=== Activity ===
Make an exact copy of the records below, excluding images.

Image records of document pages:
Start of Block

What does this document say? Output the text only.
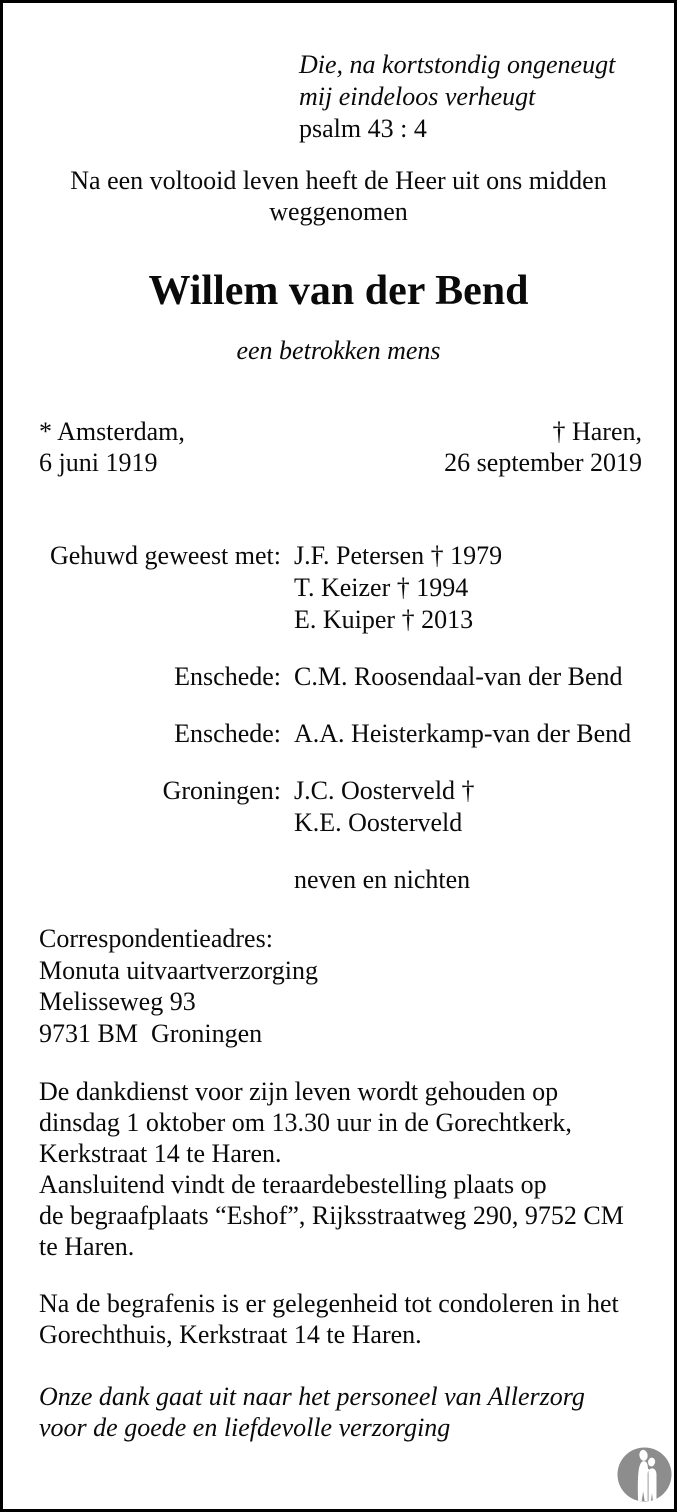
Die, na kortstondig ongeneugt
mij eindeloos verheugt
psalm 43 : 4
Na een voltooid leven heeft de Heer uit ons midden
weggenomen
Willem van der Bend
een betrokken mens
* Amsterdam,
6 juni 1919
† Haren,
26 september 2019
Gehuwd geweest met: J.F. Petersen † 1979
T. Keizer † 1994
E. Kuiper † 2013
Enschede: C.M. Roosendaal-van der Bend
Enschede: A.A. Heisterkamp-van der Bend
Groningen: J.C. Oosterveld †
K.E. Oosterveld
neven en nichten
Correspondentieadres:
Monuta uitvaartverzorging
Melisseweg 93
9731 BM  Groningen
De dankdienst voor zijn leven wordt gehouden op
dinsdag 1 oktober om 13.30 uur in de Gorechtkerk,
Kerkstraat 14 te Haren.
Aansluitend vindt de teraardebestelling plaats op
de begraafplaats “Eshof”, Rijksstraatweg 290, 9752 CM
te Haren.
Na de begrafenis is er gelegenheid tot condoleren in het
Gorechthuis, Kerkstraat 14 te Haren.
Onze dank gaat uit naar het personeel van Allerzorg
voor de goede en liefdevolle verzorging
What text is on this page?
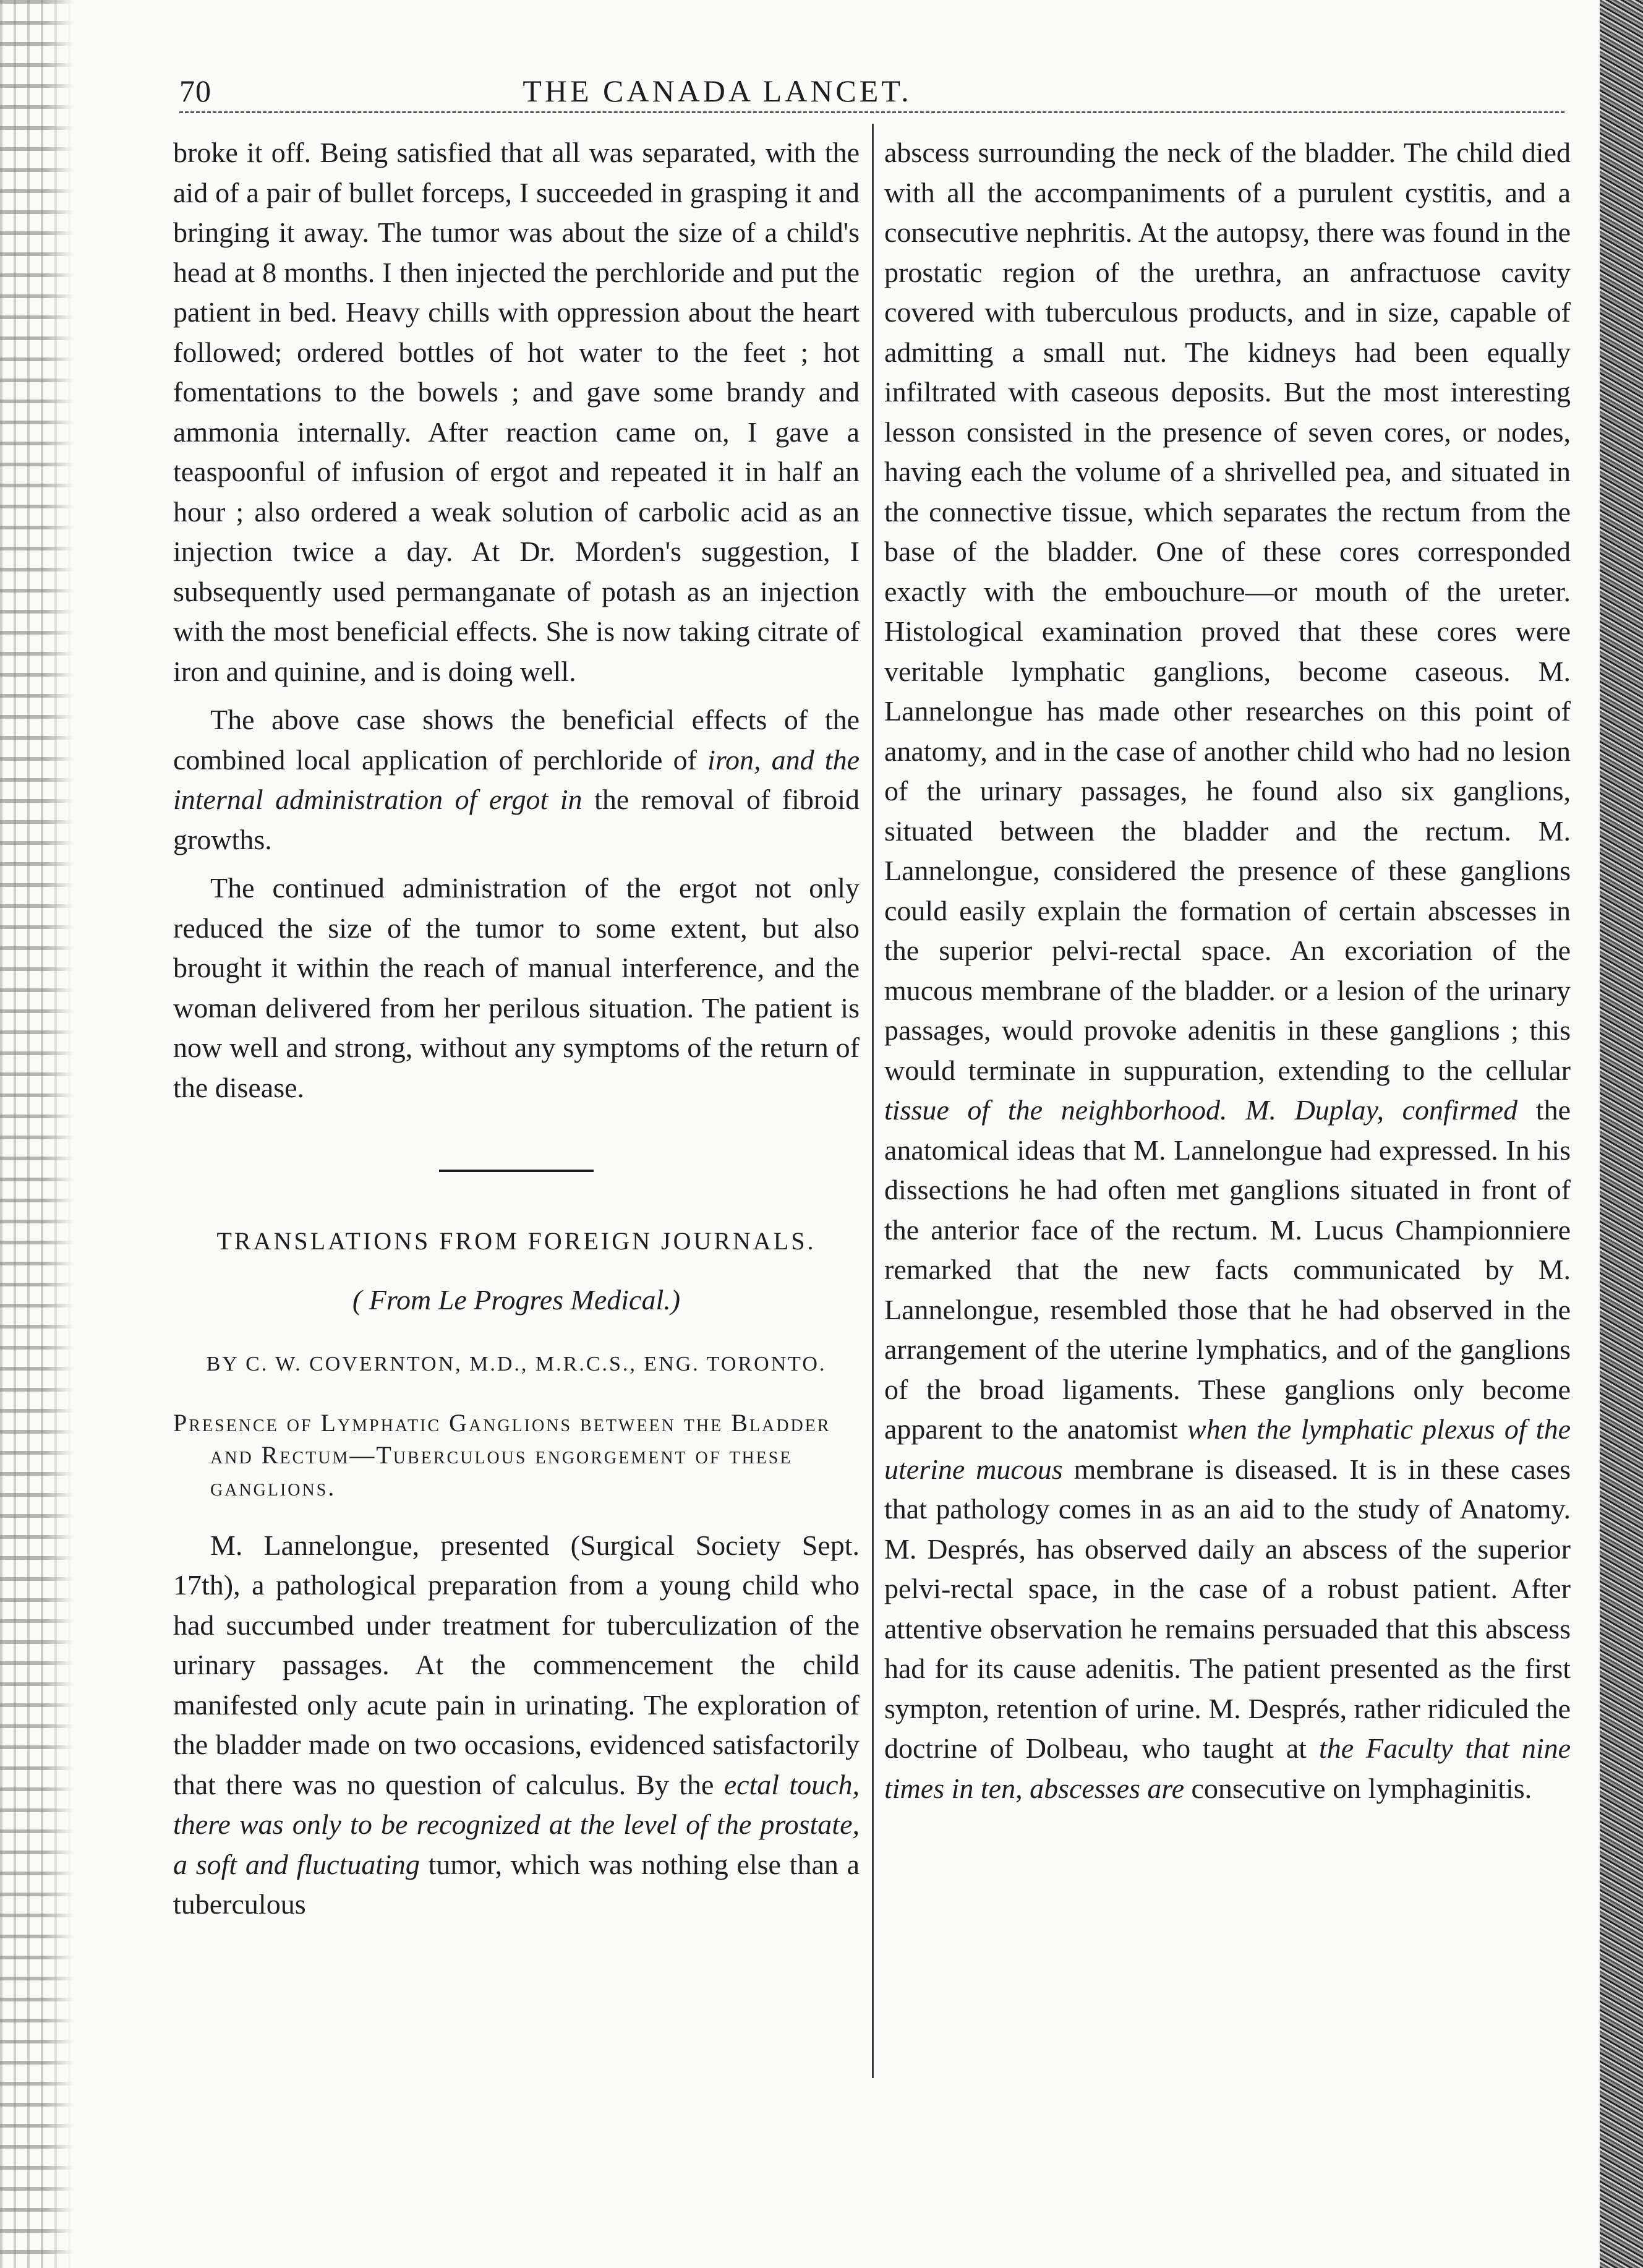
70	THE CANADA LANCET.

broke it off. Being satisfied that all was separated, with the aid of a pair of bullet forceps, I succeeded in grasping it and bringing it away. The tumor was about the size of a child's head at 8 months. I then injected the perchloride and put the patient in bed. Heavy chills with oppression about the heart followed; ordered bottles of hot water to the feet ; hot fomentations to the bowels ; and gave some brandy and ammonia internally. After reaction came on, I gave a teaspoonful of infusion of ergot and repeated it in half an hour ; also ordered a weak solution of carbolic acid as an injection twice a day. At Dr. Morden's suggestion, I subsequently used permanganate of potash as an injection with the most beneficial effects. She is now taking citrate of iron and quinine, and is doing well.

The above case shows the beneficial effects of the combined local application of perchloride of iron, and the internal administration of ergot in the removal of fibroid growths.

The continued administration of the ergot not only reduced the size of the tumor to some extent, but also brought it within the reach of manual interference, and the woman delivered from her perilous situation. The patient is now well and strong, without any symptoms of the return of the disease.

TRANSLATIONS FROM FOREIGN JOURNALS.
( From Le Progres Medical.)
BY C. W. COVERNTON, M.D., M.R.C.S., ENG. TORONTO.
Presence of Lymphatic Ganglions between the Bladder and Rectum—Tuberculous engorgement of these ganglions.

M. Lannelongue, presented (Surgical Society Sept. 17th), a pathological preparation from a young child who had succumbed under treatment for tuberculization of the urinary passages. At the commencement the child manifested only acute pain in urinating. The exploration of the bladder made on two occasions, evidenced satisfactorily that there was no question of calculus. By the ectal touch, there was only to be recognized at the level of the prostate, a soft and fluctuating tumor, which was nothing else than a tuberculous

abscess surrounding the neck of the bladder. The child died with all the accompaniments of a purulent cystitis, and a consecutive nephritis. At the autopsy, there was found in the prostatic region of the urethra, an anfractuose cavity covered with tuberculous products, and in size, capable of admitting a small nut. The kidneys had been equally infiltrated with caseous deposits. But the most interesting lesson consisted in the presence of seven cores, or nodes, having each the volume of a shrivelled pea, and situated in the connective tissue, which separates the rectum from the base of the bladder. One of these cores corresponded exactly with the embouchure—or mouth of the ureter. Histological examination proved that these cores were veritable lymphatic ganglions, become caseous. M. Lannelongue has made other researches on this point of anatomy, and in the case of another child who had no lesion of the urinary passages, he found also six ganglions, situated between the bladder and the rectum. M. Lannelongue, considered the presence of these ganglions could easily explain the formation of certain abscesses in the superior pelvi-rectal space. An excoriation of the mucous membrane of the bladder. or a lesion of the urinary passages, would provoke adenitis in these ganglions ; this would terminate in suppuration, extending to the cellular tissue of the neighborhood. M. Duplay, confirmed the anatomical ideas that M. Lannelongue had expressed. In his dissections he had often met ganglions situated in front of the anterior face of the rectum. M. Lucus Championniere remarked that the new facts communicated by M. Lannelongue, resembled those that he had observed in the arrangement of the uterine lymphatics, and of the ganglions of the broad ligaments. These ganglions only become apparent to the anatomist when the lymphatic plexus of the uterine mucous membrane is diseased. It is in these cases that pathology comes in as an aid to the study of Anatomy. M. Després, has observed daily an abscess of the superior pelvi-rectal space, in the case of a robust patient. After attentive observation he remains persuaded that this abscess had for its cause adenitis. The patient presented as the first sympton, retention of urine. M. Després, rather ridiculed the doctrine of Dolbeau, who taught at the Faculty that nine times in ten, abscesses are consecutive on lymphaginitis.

End of Block

=== Solution to the exercise ===
What does this document say? Output the text only.
Die, na kortstondig ongeneugt
mij eindeloos verheugt
psalm 43 : 4
Na een voltooid leven heeft de Heer uit ons midden
weggenomen
Willem van der Bend
een betrokken mens
* Amsterdam,
6 juni 1919
† Haren,
26 september 2019
Gehuwd geweest met: J.F. Petersen † 1979
T. Keizer † 1994
E. Kuiper † 2013
Enschede: C.M. Roosendaal-van der Bend
Enschede: A.A. Heisterkamp-van der Bend
Groningen: J.C. Oosterveld †
K.E. Oosterveld
neven en nichten
Correspondentieadres:
Monuta uitvaartverzorging
Melisseweg 93
9731 BM  Groningen
De dankdienst voor zijn leven wordt gehouden op
dinsdag 1 oktober om 13.30 uur in de Gorechtkerk,
Kerkstraat 14 te Haren.
Aansluitend vindt de teraardebestelling plaats op
de begraafplaats “Eshof”, Rijksstraatweg 290, 9752 CM
te Haren.
Na de begrafenis is er gelegenheid tot condoleren in het
Gorechthuis, Kerkstraat 14 te Haren.
Onze dank gaat uit naar het personeel van Allerzorg
voor de goede en liefdevolle verzorging
What text is on this page?
70	THE CANADA LANCET.

broke it off. Being satisfied that all was separated, with the aid of a pair of bullet forceps, I succeeded in grasping it and bringing it away. The tumor was about the size of a child's head at 8 months. I then injected the perchloride and put the patient in bed. Heavy chills with oppression about the heart followed; ordered bottles of hot water to the feet ; hot fomentations to the bowels ; and gave some brandy and ammonia internally. After reaction came on, I gave a teaspoonful of infusion of ergot and repeated it in half an hour ; also ordered a weak solution of carbolic acid as an injection twice a day. At Dr. Morden's suggestion, I subsequently used permanganate of potash as an injection with the most beneficial effects. She is now taking citrate of iron and quinine, and is doing well.

The above case shows the beneficial effects of the combined local application of perchloride of iron, and the internal administration of ergot in the removal of fibroid growths.

The continued administration of the ergot not only reduced the size of the tumor to some extent, but also brought it within the reach of manual interference, and the woman delivered from her perilous situation. The patient is now well and strong, without any symptoms of the return of the disease.

TRANSLATIONS FROM FOREIGN JOURNALS.
( From Le Progres Medical.)
BY C. W. COVERNTON, M.D., M.R.C.S., ENG. TORONTO.
Presence of Lymphatic Ganglions between the Bladder and Rectum—Tuberculous engorgement of these ganglions.

M. Lannelongue, presented (Surgical Society Sept. 17th), a pathological preparation from a young child who had succumbed under treatment for tuberculization of the urinary passages. At the commencement the child manifested only acute pain in urinating. The exploration of the bladder made on two occasions, evidenced satisfactorily that there was no question of calculus. By the ectal touch, there was only to be recognized at the level of the prostate, a soft and fluctuating tumor, which was nothing else than a tuberculous

abscess surrounding the neck of the bladder. The child died with all the accompaniments of a purulent cystitis, and a consecutive nephritis. At the autopsy, there was found in the prostatic region of the urethra, an anfractuose cavity covered with tuberculous products, and in size, capable of admitting a small nut. The kidneys had been equally infiltrated with caseous deposits. But the most interesting lesson consisted in the presence of seven cores, or nodes, having each the volume of a shrivelled pea, and situated in the connective tissue, which separates the rectum from the base of the bladder. One of these cores corresponded exactly with the embouchure—or mouth of the ureter. Histological examination proved that these cores were veritable lymphatic ganglions, become caseous. M. Lannelongue has made other researches on this point of anatomy, and in the case of another child who had no lesion of the urinary passages, he found also six ganglions, situated between the bladder and the rectum. M. Lannelongue, considered the presence of these ganglions could easily explain the formation of certain abscesses in the superior pelvi-rectal space. An excoriation of the mucous membrane of the bladder. or a lesion of the urinary passages, would provoke adenitis in these ganglions ; this would terminate in suppuration, extending to the cellular tissue of the neighborhood. M. Duplay, confirmed the anatomical ideas that M. Lannelongue had expressed. In his dissections he had often met ganglions situated in front of the anterior face of the rectum. M. Lucus Championniere remarked that the new facts communicated by M. Lannelongue, resembled those that he had observed in the arrangement of the uterine lymphatics, and of the ganglions of the broad ligaments. These ganglions only become apparent to the anatomist when the lymphatic plexus of the uterine mucous membrane is diseased. It is in these cases that pathology comes in as an aid to the study of Anatomy. M. Després, has observed daily an abscess of the superior pelvi-rectal space, in the case of a robust patient. After attentive observation he remains persuaded that this abscess had for its cause adenitis. The patient presented as the first sympton, retention of urine. M. Després, rather ridiculed the doctrine of Dolbeau, who taught at the Faculty that nine times in ten, abscesses are consecutive on lymphaginitis.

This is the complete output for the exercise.